Data records
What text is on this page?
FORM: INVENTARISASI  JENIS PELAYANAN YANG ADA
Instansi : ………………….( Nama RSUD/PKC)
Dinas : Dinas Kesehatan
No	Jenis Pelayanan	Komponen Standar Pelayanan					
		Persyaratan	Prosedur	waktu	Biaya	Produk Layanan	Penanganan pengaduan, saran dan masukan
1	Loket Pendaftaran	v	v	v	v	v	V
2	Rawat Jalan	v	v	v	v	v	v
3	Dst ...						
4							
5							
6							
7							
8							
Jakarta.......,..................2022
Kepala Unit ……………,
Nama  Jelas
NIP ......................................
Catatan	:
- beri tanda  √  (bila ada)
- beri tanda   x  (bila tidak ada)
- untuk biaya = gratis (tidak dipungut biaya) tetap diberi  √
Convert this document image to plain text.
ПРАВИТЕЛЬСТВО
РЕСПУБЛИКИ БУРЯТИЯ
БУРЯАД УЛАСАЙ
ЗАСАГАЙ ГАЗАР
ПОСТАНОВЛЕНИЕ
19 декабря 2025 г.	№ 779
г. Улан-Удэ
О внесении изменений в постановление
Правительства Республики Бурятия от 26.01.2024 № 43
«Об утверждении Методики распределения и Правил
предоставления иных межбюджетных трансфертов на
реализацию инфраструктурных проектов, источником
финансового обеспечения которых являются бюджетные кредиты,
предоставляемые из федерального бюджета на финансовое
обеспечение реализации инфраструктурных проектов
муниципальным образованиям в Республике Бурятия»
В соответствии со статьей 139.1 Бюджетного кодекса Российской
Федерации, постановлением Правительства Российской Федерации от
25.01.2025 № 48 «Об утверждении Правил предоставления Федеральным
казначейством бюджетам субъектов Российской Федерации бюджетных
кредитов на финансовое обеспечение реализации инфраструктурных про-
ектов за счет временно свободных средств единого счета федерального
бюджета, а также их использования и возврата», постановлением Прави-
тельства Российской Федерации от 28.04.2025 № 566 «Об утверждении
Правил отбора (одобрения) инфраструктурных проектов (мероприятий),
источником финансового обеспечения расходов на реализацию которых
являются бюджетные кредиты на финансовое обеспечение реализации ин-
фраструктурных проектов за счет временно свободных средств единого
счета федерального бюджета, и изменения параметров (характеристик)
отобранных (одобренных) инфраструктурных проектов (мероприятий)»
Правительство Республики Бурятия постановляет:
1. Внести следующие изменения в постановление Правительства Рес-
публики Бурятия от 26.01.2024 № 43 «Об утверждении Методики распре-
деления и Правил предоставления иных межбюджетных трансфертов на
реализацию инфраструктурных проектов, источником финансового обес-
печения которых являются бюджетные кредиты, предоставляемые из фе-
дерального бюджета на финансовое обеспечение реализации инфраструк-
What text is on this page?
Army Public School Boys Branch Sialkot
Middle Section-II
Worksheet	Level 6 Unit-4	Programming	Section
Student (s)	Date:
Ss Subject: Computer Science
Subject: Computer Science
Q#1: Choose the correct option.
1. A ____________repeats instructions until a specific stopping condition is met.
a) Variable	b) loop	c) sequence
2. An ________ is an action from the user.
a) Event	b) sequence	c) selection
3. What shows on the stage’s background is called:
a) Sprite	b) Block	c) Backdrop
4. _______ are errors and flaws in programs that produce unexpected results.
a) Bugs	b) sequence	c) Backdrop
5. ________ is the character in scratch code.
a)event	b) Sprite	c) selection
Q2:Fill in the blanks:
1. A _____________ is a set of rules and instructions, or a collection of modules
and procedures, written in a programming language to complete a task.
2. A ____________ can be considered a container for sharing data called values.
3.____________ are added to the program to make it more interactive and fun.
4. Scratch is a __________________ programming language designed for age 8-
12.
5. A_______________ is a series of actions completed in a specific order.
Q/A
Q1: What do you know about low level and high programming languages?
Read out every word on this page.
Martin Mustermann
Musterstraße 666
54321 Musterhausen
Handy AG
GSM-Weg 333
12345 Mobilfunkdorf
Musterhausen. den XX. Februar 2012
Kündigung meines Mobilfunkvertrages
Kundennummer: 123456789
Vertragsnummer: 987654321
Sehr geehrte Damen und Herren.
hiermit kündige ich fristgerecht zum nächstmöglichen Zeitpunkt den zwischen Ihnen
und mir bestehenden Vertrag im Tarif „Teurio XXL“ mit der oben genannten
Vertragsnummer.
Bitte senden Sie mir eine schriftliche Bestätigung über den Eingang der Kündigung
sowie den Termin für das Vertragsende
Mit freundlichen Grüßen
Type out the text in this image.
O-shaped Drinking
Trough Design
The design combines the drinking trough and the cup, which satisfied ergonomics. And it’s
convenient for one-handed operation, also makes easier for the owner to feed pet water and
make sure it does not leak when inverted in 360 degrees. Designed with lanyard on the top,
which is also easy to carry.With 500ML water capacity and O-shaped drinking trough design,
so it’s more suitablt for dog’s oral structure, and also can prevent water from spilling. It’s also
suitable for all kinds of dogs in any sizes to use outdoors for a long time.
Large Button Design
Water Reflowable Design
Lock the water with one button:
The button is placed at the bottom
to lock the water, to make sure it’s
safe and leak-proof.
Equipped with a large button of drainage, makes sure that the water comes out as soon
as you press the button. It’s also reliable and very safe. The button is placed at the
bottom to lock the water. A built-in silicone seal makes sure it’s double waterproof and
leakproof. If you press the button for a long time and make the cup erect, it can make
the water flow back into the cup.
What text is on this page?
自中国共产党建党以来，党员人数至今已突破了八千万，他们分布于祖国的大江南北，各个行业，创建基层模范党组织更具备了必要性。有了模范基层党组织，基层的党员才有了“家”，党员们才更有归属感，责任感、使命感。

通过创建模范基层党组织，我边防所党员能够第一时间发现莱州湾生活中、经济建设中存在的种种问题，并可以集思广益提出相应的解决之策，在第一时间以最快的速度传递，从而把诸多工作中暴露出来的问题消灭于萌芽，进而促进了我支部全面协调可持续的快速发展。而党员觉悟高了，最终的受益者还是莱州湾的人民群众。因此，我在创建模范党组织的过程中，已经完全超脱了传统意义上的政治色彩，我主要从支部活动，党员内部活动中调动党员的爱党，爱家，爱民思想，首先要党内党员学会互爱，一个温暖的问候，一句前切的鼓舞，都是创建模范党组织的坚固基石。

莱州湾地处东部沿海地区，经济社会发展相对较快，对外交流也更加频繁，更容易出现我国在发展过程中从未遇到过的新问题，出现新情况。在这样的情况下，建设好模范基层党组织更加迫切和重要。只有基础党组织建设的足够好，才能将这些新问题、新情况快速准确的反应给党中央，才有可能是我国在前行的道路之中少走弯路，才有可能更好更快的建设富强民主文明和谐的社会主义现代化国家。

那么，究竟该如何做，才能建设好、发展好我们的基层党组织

**Task**
Reproduce the data in full, exactly as presented.

**Solution to this task**
What text is on this page?
FORM: INVENTARISASI  JENIS PELAYANAN YANG ADA
Instansi : ………………….( Nama RSUD/PKC)
Dinas : Dinas Kesehatan
No	Jenis Pelayanan	Komponen Standar Pelayanan					
		Persyaratan	Prosedur	waktu	Biaya	Produk Layanan	Penanganan pengaduan, saran dan masukan
1	Loket Pendaftaran	v	v	v	v	v	V
2	Rawat Jalan	v	v	v	v	v	v
3	Dst ...						
4							
5							
6							
7							
8							
Jakarta.......,..................2022
Kepala Unit ……………,
Nama  Jelas
NIP ......................................
Catatan	:
- beri tanda  √  (bila ada)
- beri tanda   x  (bila tidak ada)
- untuk biaya = gratis (tidak dipungut biaya) tetap diberi  √
Convert this document image to plain text.
ПРАВИТЕЛЬСТВО
РЕСПУБЛИКИ БУРЯТИЯ
БУРЯАД УЛАСАЙ
ЗАСАГАЙ ГАЗАР
ПОСТАНОВЛЕНИЕ
19 декабря 2025 г.	№ 779
г. Улан-Удэ
О внесении изменений в постановление
Правительства Республики Бурятия от 26.01.2024 № 43
«Об утверждении Методики распределения и Правил
предоставления иных межбюджетных трансфертов на
реализацию инфраструктурных проектов, источником
финансового обеспечения которых являются бюджетные кредиты,
предоставляемые из федерального бюджета на финансовое
обеспечение реализации инфраструктурных проектов
муниципальным образованиям в Республике Бурятия»
В соответствии со статьей 139.1 Бюджетного кодекса Российской
Федерации, постановлением Правительства Российской Федерации от
25.01.2025 № 48 «Об утверждении Правил предоставления Федеральным
казначейством бюджетам субъектов Российской Федерации бюджетных
кредитов на финансовое обеспечение реализации инфраструктурных про-
ектов за счет временно свободных средств единого счета федерального
бюджета, а также их использования и возврата», постановлением Прави-
тельства Российской Федерации от 28.04.2025 № 566 «Об утверждении
Правил отбора (одобрения) инфраструктурных проектов (мероприятий),
источником финансового обеспечения расходов на реализацию которых
являются бюджетные кредиты на финансовое обеспечение реализации ин-
фраструктурных проектов за счет временно свободных средств единого
счета федерального бюджета, и изменения параметров (характеристик)
отобранных (одобренных) инфраструктурных проектов (мероприятий)»
Правительство Республики Бурятия постановляет:
1. Внести следующие изменения в постановление Правительства Рес-
публики Бурятия от 26.01.2024 № 43 «Об утверждении Методики распре-
деления и Правил предоставления иных межбюджетных трансфертов на
реализацию инфраструктурных проектов, источником финансового обес-
печения которых являются бюджетные кредиты, предоставляемые из фе-
дерального бюджета на финансовое обеспечение реализации инфраструк-
What text is on this page?
Army Public School Boys Branch Sialkot
Middle Section-II
Worksheet	Level 6 Unit-4	Programming	Section
Student (s)	Date:
Ss Subject: Computer Science
Subject: Computer Science
Q#1: Choose the correct option.
1. A ____________repeats instructions until a specific stopping condition is met.
a) Variable	b) loop	c) sequence
2. An ________ is an action from the user.
a) Event	b) sequence	c) selection
3. What shows on the stage’s background is called:
a) Sprite	b) Block	c) Backdrop
4. _______ are errors and flaws in programs that produce unexpected results.
a) Bugs	b) sequence	c) Backdrop
5. ________ is the character in scratch code.
a)event	b) Sprite	c) selection
Q2:Fill in the blanks:
1. A _____________ is a set of rules and instructions, or a collection of modules
and procedures, written in a programming language to complete a task.
2. A ____________ can be considered a container for sharing data called values.
3.____________ are added to the program to make it more interactive and fun.
4. Scratch is a __________________ programming language designed for age 8-
12.
5. A_______________ is a series of actions completed in a specific order.
Q/A
Q1: What do you know about low level and high programming languages?
Read out every word on this page.
Martin Mustermann
Musterstraße 666
54321 Musterhausen
Handy AG
GSM-Weg 333
12345 Mobilfunkdorf
Musterhausen. den XX. Februar 2012
Kündigung meines Mobilfunkvertrages
Kundennummer: 123456789
Vertragsnummer: 987654321
Sehr geehrte Damen und Herren.
hiermit kündige ich fristgerecht zum nächstmöglichen Zeitpunkt den zwischen Ihnen
und mir bestehenden Vertrag im Tarif „Teurio XXL“ mit der oben genannten
Vertragsnummer.
Bitte senden Sie mir eine schriftliche Bestätigung über den Eingang der Kündigung
sowie den Termin für das Vertragsende
Mit freundlichen Grüßen
Type out the text in this image.
O-shaped Drinking
Trough Design
The design combines the drinking trough and the cup, which satisfied ergonomics. And it’s
convenient for one-handed operation, also makes easier for the owner to feed pet water and
make sure it does not leak when inverted in 360 degrees. Designed with lanyard on the top,
which is also easy to carry.With 500ML water capacity and O-shaped drinking trough design,
so it’s more suitablt for dog’s oral structure, and also can prevent water from spilling. It’s also
suitable for all kinds of dogs in any sizes to use outdoors for a long time.
Large Button Design
Water Reflowable Design
Lock the water with one button:
The button is placed at the bottom
to lock the water, to make sure it’s
safe and leak-proof.
Equipped with a large button of drainage, makes sure that the water comes out as soon
as you press the button. It’s also reliable and very safe. The button is placed at the
bottom to lock the water. A built-in silicone seal makes sure it’s double waterproof and
leakproof. If you press the button for a long time and make the cup erect, it can make
the water flow back into the cup.
What text is on this page?
自中国共产党建党以来，党员人数至今已突破了八千万，他们分布于祖国的大江南北，各个行业，创建基层模范党组织更具备了必要性。有了模范基层党组织，基层的党员才有了“家”，党员们才更有归属感，责任感、使命感。

通过创建模范基层党组织，我边防所党员能够第一时间发现莱州湾生活中、经济建设中存在的种种问题，并可以集思广益提出相应的解决之策，在第一时间以最快的速度传递，从而把诸多工作中暴露出来的问题消灭于萌芽，进而促进了我支部全面协调可持续的快速发展。而党员觉悟高了，最终的受益者还是莱州湾的人民群众。因此，我在创建模范党组织的过程中，已经完全超脱了传统意义上的政治色彩，我主要从支部活动，党员内部活动中调动党员的爱党，爱家，爱民思想，首先要党内党员学会互爱，一个温暖的问候，一句前切的鼓舞，都是创建模范党组织的坚固基石。

莱州湾地处东部沿海地区，经济社会发展相对较快，对外交流也更加频繁，更容易出现我国在发展过程中从未遇到过的新问题，出现新情况。在这样的情况下，建设好模范基层党组织更加迫切和重要。只有基础党组织建设的足够好，才能将这些新问题、新情况快速准确的反应给党中央，才有可能是我国在前行的道路之中少走弯路，才有可能更好更快的建设富强民主文明和谐的社会主义现代化国家。

那么，究竟该如何做，才能建设好、发展好我们的基层党组织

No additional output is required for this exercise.